Aim A:
In the records, update the lines that begin at the line containing "y-tick-label: 6 xyxy=(214,505,245,551)" and stop after the one containing "point xyxy=(1683,819,1725,860)". Give them back with "point" changed to "marker" and everything else left alone.

Document extract:
——————
A second provision of the co-sponsorship policy requires a campus group seeking funds from an outside organization to get the prior approval of the vice-president for Development and Alumni Affairs. Such a stipulation is common at universities, according to administrators at other schools. It allows for coordination and monitoring of fundraising efforts.
"The danger of the rules is in the potential to stifle free speech by the person who applies the policy," argued Chris Baldwin '89, editor of The Dartmouth Review. The Review is a plaintiff in a lawsuit against the college and former president David McLaughlin. (For an update, see page 15).
At the opening of fall term, Baldwin said he felt more optimistic than he did last spring about being able to sponsor campus speakers. "Freedman's stance on free speech totally changes the situation," explained the Dartmouth junior, who met with the president early in the term. Baldwin reported, "He told us we could go directly to him" with co-sponsorship requests. Although Baldwin applauds the president's stance, the Review editor said he opposes the policy in principle because of the power it places in the hands of administrators who might not share Freedman's attitude.
Why the Rules?
The rationale behind the drafting of the new co-sponsorship policy is twofold, according to Cary Clark, the College's chief counsel. First, he said, the regulations force campus groups to establish responsibility and liability. In the past, according to Clark, off-campus organizations obtained free use of College facilities by having a student group front for them. Student participation in these events was minimal at best, he said
Clark maintained that the new policy will also protect Dartmouth's name. He cited past incidents in which administrators of the Dartmouth College Athletic Council (DCAC) co-sponsored events with a national fast-food chain, an ice cream company, and local businesses. Under the new co-sponsorship policy, similar tie-ins must be approved at a higher administrative level. The new policy will "keep assistant coaches from making business deals," Clark explained. Ironically, the first group that violated the new policy was an arm of the DCAC.
Critics question whether assistant coaches were the main catalyst for the co-sponsorship policy, however. The rale requiring administrative approval of co-sponsorship does not seem to be common to other schools. Renee Romano, Associate Director of Student Affairs at the University of New Hampshire's Memorial Union, said student groups hosting a speaker must get approval only for space availability and a determination if security is needed; no special approval is needed for co-sponsorship. Yale's Dean of Student Affairs, Betty Trachenberg, said she was not aware of any policy similar to Dartmouth's. When asked if Brown had such a rule, Tom Forsberg, Director of Student Activities, replied, "I don't know of any rule per se," but he added that Brown had similar restrictions on fundraising.
——————
(Element boundary records)
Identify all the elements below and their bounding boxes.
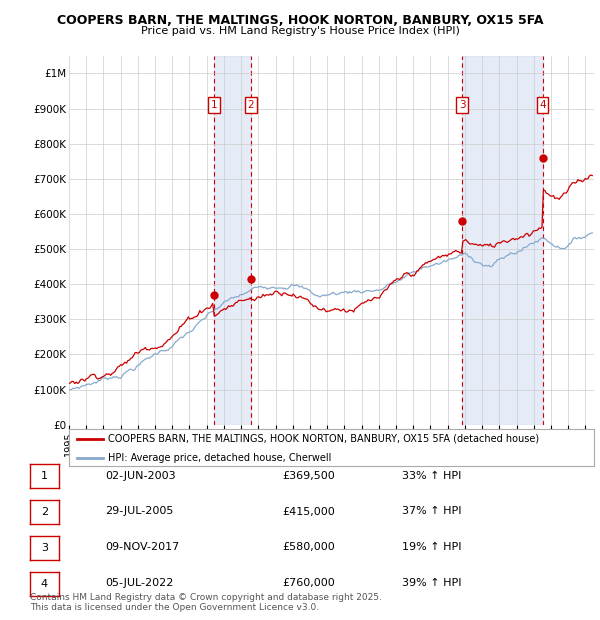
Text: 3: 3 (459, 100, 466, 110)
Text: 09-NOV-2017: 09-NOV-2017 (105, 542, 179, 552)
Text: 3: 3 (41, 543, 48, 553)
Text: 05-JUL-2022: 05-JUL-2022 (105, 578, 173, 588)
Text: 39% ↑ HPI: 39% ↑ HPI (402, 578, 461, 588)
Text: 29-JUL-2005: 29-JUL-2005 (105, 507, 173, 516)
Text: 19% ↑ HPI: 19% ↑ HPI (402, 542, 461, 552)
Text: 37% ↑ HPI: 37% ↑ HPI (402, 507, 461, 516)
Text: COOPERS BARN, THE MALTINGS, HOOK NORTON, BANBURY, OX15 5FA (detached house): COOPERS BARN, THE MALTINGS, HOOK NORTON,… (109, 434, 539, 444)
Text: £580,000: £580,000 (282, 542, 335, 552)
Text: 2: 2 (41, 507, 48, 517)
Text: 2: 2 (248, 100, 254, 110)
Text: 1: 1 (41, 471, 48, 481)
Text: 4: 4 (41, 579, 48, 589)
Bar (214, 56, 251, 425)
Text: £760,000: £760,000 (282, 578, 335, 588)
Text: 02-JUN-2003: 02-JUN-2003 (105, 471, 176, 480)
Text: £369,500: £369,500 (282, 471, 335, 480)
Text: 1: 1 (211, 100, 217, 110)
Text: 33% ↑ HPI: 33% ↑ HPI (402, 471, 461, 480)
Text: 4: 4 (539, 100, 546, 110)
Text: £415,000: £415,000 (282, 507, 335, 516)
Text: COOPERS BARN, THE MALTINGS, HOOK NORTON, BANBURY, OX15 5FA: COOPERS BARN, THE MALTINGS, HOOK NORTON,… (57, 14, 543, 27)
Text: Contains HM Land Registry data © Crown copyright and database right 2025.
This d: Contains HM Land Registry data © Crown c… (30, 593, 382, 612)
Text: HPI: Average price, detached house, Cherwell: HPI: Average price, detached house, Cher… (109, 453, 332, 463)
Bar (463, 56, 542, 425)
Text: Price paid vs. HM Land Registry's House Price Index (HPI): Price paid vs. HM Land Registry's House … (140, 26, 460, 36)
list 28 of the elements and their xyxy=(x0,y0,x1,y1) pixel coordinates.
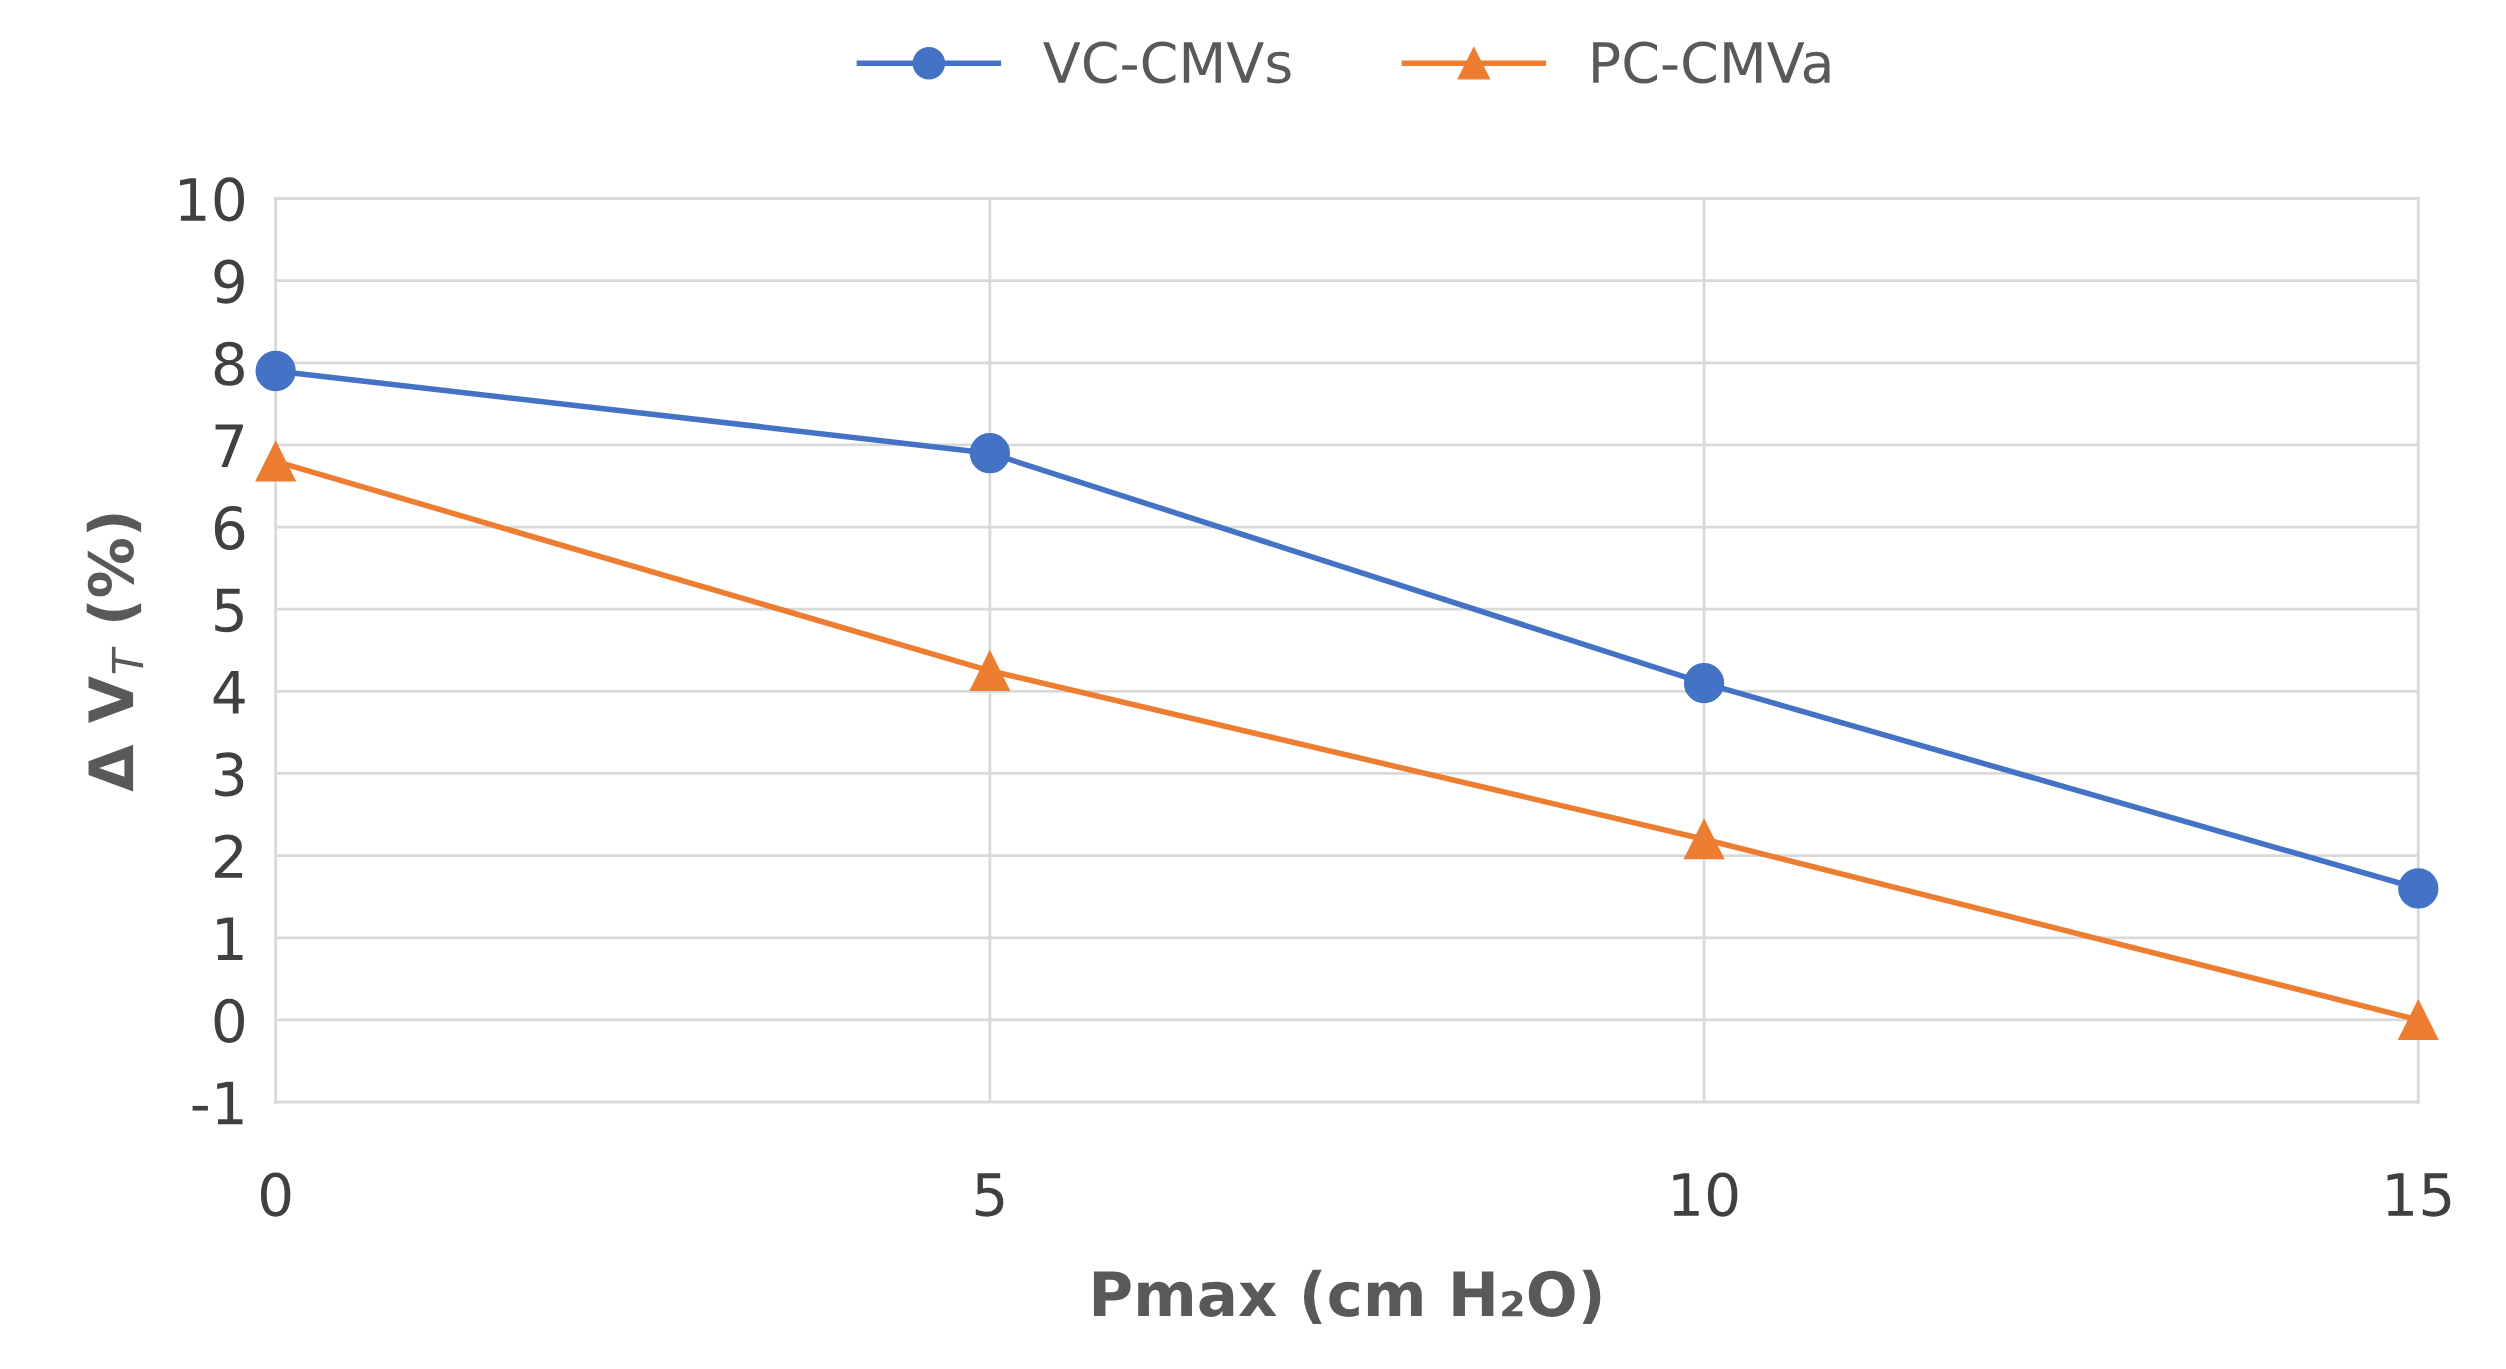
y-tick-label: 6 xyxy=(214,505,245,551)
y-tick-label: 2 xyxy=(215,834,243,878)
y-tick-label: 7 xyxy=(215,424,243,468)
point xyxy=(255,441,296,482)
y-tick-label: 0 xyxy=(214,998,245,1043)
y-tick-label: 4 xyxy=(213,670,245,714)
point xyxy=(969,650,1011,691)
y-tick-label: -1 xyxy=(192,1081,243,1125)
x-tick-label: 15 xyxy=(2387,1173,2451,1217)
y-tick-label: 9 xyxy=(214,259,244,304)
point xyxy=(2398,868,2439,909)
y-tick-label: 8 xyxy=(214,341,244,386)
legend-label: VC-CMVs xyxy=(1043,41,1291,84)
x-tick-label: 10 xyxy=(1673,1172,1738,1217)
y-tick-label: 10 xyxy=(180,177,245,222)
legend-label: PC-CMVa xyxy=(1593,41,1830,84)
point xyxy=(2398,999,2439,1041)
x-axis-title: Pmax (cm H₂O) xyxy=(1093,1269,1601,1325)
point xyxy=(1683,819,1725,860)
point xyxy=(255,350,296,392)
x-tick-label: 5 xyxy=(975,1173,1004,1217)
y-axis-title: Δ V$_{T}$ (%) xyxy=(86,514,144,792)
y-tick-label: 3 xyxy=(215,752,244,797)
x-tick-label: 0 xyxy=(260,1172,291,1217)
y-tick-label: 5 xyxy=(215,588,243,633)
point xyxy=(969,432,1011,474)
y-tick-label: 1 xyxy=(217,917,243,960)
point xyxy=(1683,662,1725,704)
——————
Aim B:
Shorten the paragraph of the article on Dartmouth's co-sponsorship policy that begins "Critics question whether" into a short bulleted list that keeps its main facts.

Worked answer A:
y-tick-label: 6 xyxy=(214,505,245,551)
y-tick-label: 2 xyxy=(215,834,243,878)
y-tick-label: 7 xyxy=(215,424,243,468)
marker xyxy=(255,441,296,482)
y-tick-label: 0 xyxy=(214,998,245,1043)
y-tick-label: 4 xyxy=(213,670,245,714)
marker xyxy=(969,650,1011,691)
y-tick-label: -1 xyxy=(192,1081,243,1125)
x-tick-label: 15 xyxy=(2387,1173,2451,1217)
y-tick-label: 9 xyxy=(214,259,244,304)
marker xyxy=(2398,868,2439,909)
y-tick-label: 8 xyxy=(214,341,244,386)
legend-label: VC-CMVs xyxy=(1043,41,1291,84)
x-tick-label: 10 xyxy=(1673,1172,1738,1217)
y-tick-label: 10 xyxy=(180,177,245,222)
legend-label: PC-CMVa xyxy=(1593,41,1830,84)
marker xyxy=(2398,999,2439,1041)
x-axis-title: Pmax (cm H₂O) xyxy=(1093,1269,1601,1325)
marker xyxy=(1683,819,1725,860)

Worked answer B:
- Critics doubt that assistant coaches were the main reason for the co-sponsorship policy.
- Requiring administrative approval of co-sponsorship does not seem common at other schools.
- University of New Hampshire (Renee Romano): student groups hosting a speaker need approval only for space availability and for whether security is needed. Co-sponsorship needs no special approval.
- Yale (Betty Trachenberg): she knew of no policy like Dartmouth's.
- Brown (Tom Forsberg): he knew of no such rule but said Brown has similar restrictions on fundraising.